**Directions for this task**
Every line of the records below should be restated exactly.

Saved entries:
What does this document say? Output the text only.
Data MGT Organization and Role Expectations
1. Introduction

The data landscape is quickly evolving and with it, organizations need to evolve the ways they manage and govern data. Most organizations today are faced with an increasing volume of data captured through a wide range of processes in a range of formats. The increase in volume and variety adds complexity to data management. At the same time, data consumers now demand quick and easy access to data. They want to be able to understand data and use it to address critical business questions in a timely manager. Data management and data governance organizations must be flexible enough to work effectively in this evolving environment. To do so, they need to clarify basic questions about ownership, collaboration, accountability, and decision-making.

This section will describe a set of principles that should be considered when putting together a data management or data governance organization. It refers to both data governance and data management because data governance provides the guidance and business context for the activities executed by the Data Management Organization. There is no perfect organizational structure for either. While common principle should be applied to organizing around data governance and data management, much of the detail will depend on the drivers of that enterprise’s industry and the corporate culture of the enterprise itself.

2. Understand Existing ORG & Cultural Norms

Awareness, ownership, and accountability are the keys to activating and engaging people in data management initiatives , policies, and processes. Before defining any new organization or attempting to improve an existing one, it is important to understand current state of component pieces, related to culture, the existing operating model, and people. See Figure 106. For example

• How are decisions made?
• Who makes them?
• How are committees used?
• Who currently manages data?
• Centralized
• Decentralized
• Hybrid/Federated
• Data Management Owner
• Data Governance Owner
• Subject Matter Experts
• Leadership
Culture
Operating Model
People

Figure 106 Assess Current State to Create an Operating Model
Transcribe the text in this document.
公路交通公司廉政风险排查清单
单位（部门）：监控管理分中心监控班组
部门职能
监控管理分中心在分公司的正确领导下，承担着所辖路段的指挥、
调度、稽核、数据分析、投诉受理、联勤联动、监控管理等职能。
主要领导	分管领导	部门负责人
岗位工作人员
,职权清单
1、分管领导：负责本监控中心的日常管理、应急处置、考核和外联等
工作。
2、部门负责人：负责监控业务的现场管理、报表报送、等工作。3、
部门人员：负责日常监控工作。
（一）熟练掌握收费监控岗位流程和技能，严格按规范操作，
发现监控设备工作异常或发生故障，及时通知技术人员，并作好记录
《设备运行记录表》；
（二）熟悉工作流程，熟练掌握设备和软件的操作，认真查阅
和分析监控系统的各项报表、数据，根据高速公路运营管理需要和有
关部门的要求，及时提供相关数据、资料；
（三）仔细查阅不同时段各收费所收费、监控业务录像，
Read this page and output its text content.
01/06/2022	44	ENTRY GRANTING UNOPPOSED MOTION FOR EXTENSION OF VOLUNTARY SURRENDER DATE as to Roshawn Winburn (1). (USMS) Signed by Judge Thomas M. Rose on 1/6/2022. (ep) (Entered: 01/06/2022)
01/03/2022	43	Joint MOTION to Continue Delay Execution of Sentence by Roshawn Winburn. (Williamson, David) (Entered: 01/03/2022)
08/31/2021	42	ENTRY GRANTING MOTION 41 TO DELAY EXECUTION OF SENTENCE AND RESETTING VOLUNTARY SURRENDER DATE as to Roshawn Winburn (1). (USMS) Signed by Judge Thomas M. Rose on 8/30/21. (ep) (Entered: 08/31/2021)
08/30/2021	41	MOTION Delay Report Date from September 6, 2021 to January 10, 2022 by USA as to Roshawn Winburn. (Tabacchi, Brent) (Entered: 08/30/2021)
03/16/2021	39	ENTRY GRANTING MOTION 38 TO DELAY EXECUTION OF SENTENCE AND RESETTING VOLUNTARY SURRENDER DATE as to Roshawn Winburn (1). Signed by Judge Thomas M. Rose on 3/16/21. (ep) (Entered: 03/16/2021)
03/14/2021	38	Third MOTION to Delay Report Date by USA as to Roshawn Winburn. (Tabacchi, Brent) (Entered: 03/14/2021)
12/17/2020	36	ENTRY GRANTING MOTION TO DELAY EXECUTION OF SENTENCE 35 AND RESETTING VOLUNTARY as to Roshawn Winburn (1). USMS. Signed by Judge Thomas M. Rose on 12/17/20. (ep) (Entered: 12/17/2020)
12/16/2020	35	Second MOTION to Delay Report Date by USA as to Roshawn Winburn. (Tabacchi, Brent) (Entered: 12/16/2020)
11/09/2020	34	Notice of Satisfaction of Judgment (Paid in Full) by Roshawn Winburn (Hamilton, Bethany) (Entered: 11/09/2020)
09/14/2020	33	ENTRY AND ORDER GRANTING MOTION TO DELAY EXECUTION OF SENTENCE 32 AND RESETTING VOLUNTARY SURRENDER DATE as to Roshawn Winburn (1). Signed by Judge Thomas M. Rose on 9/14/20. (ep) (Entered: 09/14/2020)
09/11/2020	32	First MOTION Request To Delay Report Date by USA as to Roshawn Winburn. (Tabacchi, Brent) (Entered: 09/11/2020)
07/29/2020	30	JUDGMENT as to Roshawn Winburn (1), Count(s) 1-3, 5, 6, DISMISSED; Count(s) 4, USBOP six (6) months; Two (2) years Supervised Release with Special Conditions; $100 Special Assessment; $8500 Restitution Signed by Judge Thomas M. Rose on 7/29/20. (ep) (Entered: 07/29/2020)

**Answer**
What does this document say? Output the text only.
Data MGT Organization and Role Expectations
1. Introduction

The data landscape is quickly evolving and with it, organizations need to evolve the ways they manage and govern data. Most organizations today are faced with an increasing volume of data captured through a wide range of processes in a range of formats. The increase in volume and variety adds complexity to data management. At the same time, data consumers now demand quick and easy access to data. They want to be able to understand data and use it to address critical business questions in a timely manager. Data management and data governance organizations must be flexible enough to work effectively in this evolving environment. To do so, they need to clarify basic questions about ownership, collaboration, accountability, and decision-making.

This section will describe a set of principles that should be considered when putting together a data management or data governance organization. It refers to both data governance and data management because data governance provides the guidance and business context for the activities executed by the Data Management Organization. There is no perfect organizational structure for either. While common principle should be applied to organizing around data governance and data management, much of the detail will depend on the drivers of that enterprise’s industry and the corporate culture of the enterprise itself.

2. Understand Existing ORG & Cultural Norms

Awareness, ownership, and accountability are the keys to activating and engaging people in data management initiatives , policies, and processes. Before defining any new organization or attempting to improve an existing one, it is important to understand current state of component pieces, related to culture, the existing operating model, and people. See Figure 106. For example

• How are decisions made?
• Who makes them?
• How are committees used?
• Who currently manages data?
• Centralized
• Decentralized
• Hybrid/Federated
• Data Management Owner
• Data Governance Owner
• Subject Matter Experts
• Leadership
Culture
Operating Model
People

Figure 106 Assess Current State to Create an Operating Model
Transcribe the text in this document.
公路交通公司廉政风险排查清单
单位（部门）：监控管理分中心监控班组
部门职能
监控管理分中心在分公司的正确领导下，承担着所辖路段的指挥、
调度、稽核、数据分析、投诉受理、联勤联动、监控管理等职能。
主要领导	分管领导	部门负责人
岗位工作人员
,职权清单
1、分管领导：负责本监控中心的日常管理、应急处置、考核和外联等
工作。
2、部门负责人：负责监控业务的现场管理、报表报送、等工作。3、
部门人员：负责日常监控工作。
（一）熟练掌握收费监控岗位流程和技能，严格按规范操作，
发现监控设备工作异常或发生故障，及时通知技术人员，并作好记录
《设备运行记录表》；
（二）熟悉工作流程，熟练掌握设备和软件的操作，认真查阅
和分析监控系统的各项报表、数据，根据高速公路运营管理需要和有
关部门的要求，及时提供相关数据、资料；
（三）仔细查阅不同时段各收费所收费、监控业务录像，
Read this page and output its text content.
01/06/2022	44	ENTRY GRANTING UNOPPOSED MOTION FOR EXTENSION OF VOLUNTARY SURRENDER DATE as to Roshawn Winburn (1). (USMS) Signed by Judge Thomas M. Rose on 1/6/2022. (ep) (Entered: 01/06/2022)
01/03/2022	43	Joint MOTION to Continue Delay Execution of Sentence by Roshawn Winburn. (Williamson, David) (Entered: 01/03/2022)
08/31/2021	42	ENTRY GRANTING MOTION 41 TO DELAY EXECUTION OF SENTENCE AND RESETTING VOLUNTARY SURRENDER DATE as to Roshawn Winburn (1). (USMS) Signed by Judge Thomas M. Rose on 8/30/21. (ep) (Entered: 08/31/2021)
08/30/2021	41	MOTION Delay Report Date from September 6, 2021 to January 10, 2022 by USA as to Roshawn Winburn. (Tabacchi, Brent) (Entered: 08/30/2021)
03/16/2021	39	ENTRY GRANTING MOTION 38 TO DELAY EXECUTION OF SENTENCE AND RESETTING VOLUNTARY SURRENDER DATE as to Roshawn Winburn (1). Signed by Judge Thomas M. Rose on 3/16/21. (ep) (Entered: 03/16/2021)
03/14/2021	38	Third MOTION to Delay Report Date by USA as to Roshawn Winburn. (Tabacchi, Brent) (Entered: 03/14/2021)
12/17/2020	36	ENTRY GRANTING MOTION TO DELAY EXECUTION OF SENTENCE 35 AND RESETTING VOLUNTARY as to Roshawn Winburn (1). USMS. Signed by Judge Thomas M. Rose on 12/17/20. (ep) (Entered: 12/17/2020)
12/16/2020	35	Second MOTION to Delay Report Date by USA as to Roshawn Winburn. (Tabacchi, Brent) (Entered: 12/16/2020)
11/09/2020	34	Notice of Satisfaction of Judgment (Paid in Full) by Roshawn Winburn (Hamilton, Bethany) (Entered: 11/09/2020)
09/14/2020	33	ENTRY AND ORDER GRANTING MOTION TO DELAY EXECUTION OF SENTENCE 32 AND RESETTING VOLUNTARY SURRENDER DATE as to Roshawn Winburn (1). Signed by Judge Thomas M. Rose on 9/14/20. (ep) (Entered: 09/14/2020)
09/11/2020	32	First MOTION Request To Delay Report Date by USA as to Roshawn Winburn. (Tabacchi, Brent) (Entered: 09/11/2020)
07/29/2020	30	JUDGMENT as to Roshawn Winburn (1), Count(s) 1-3, 5, 6, DISMISSED; Count(s) 4, USBOP six (6) months; Two (2) years Supervised Release with Special Conditions; $100 Special Assessment; $8500 Restitution Signed by Judge Thomas M. Rose on 7/29/20. (ep) (Entered: 07/29/2020)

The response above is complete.